» **EXERCISE AIM**
Would you transcribe the listing that follows, character for character, and omit its images?

Records from a data source:
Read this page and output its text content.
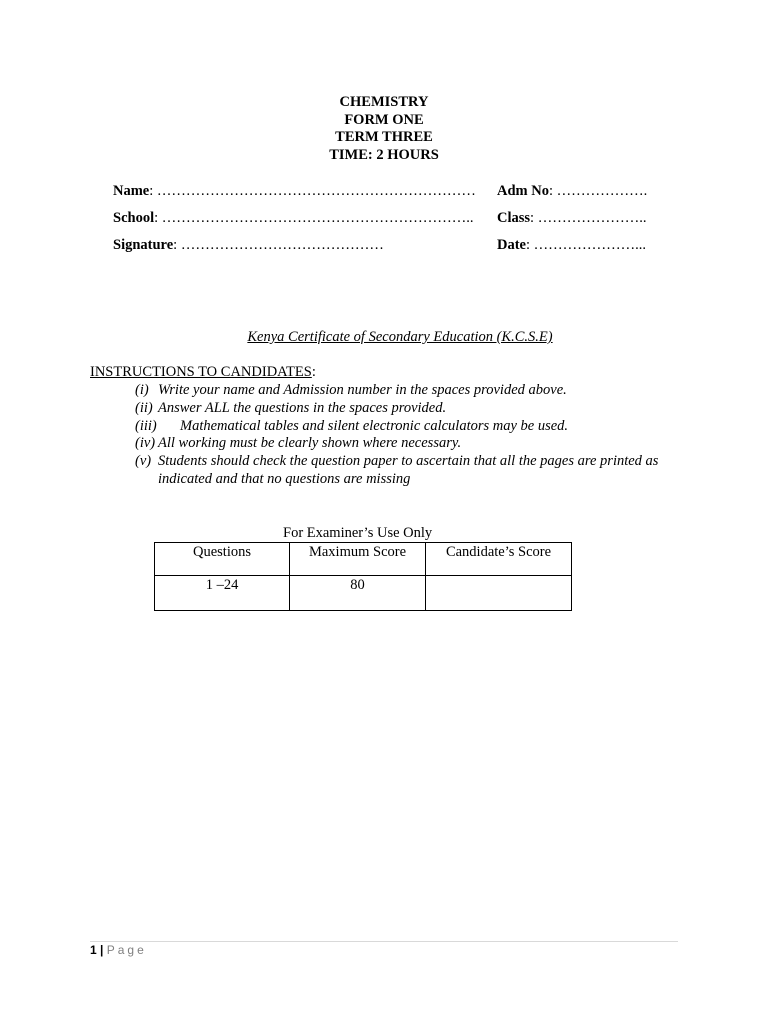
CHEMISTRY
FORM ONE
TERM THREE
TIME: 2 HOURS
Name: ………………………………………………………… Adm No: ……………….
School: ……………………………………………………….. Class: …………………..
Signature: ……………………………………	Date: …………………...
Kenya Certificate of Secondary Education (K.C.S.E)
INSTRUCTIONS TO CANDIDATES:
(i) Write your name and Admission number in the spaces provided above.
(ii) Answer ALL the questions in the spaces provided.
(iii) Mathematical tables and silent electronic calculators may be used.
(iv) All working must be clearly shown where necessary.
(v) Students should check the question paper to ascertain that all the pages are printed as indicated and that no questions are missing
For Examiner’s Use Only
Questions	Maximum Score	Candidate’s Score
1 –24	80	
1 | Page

» **RESULT FOR THIS EXERCISE**
Read this page and output its text content.
CHEMISTRY
FORM ONE
TERM THREE
TIME: 2 HOURS
Name: ………………………………………………………… Adm No: ……………….
School: ……………………………………………………….. Class: …………………..
Signature: ……………………………………	Date: …………………...
Kenya Certificate of Secondary Education (K.C.S.E)
INSTRUCTIONS TO CANDIDATES:
(i) Write your name and Admission number in the spaces provided above.
(ii) Answer ALL the questions in the spaces provided.
(iii) Mathematical tables and silent electronic calculators may be used.
(iv) All working must be clearly shown where necessary.
(v) Students should check the question paper to ascertain that all the pages are printed as indicated and that no questions are missing
For Examiner’s Use Only
Questions	Maximum Score	Candidate’s Score
1 –24	80	
1 | Page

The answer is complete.